"""

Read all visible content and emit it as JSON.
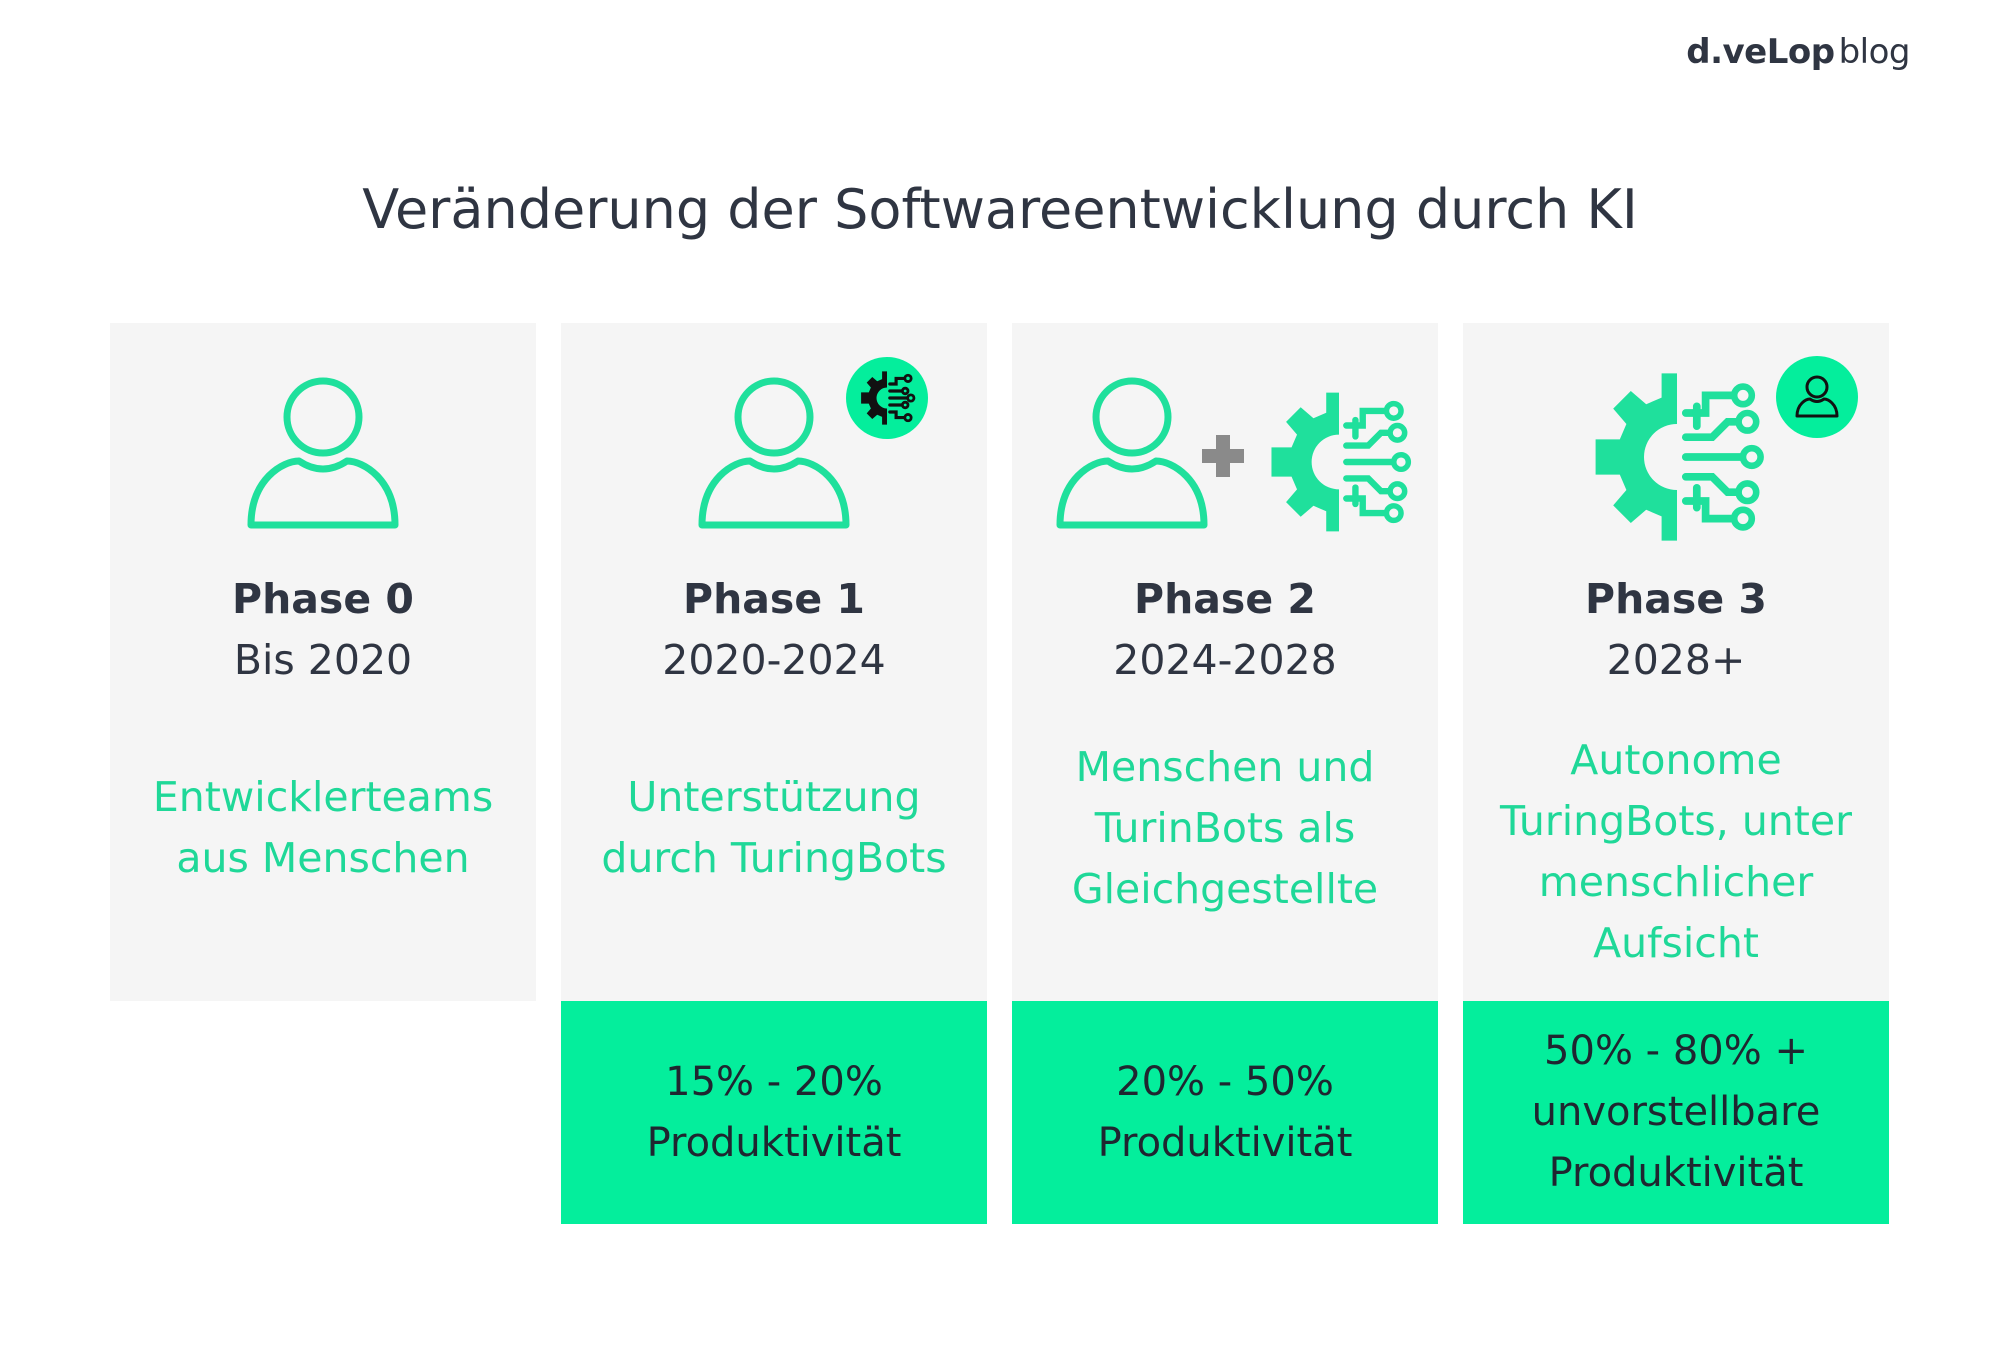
{
  "logo": {
    "brand": "d.veLop",
    "suffix": "blog"
  },
  "title": "Veränderung der Softwareentwicklung durch KI",
  "colors": {
    "accent": "#04ee9c",
    "accent_text": "#1fd898",
    "panel": "#f5f5f5",
    "text": "#2f3542"
  },
  "phases": [
    {
      "label": "Phase 0",
      "years": "Bis 2020",
      "description": "Entwicklerteams aus Menschen",
      "productivity": "",
      "icons": [
        "person-icon"
      ]
    },
    {
      "label": "Phase 1",
      "years": "2020-2024",
      "description": "Unterstützung durch TuringBots",
      "productivity": "15% - 20% Produktivität",
      "icons": [
        "person-icon",
        "ai-gear-badge-icon"
      ]
    },
    {
      "label": "Phase 2",
      "years": "2024-2028",
      "description": "Menschen und TurinBots als Gleichgestellte",
      "productivity": "20% - 50% Produktivität",
      "icons": [
        "person-icon",
        "plus-icon",
        "ai-gear-icon"
      ]
    },
    {
      "label": "Phase 3",
      "years": "2028+",
      "description": "Autonome TuringBots, unter menschlicher Aufsicht",
      "productivity": "50% - 80% + unvorstellbare Produktivität",
      "icons": [
        "ai-gear-icon",
        "person-badge-icon"
      ]
    }
  ]
}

"""

→ **WRITTEN REQUEST**: List the lines that contain the word "label".

→ **WRITTEN SOLUTION**:
      "label": "Phase 0",
      "label": "Phase 1",
      "label": "Phase 2",
      "label": "Phase 3",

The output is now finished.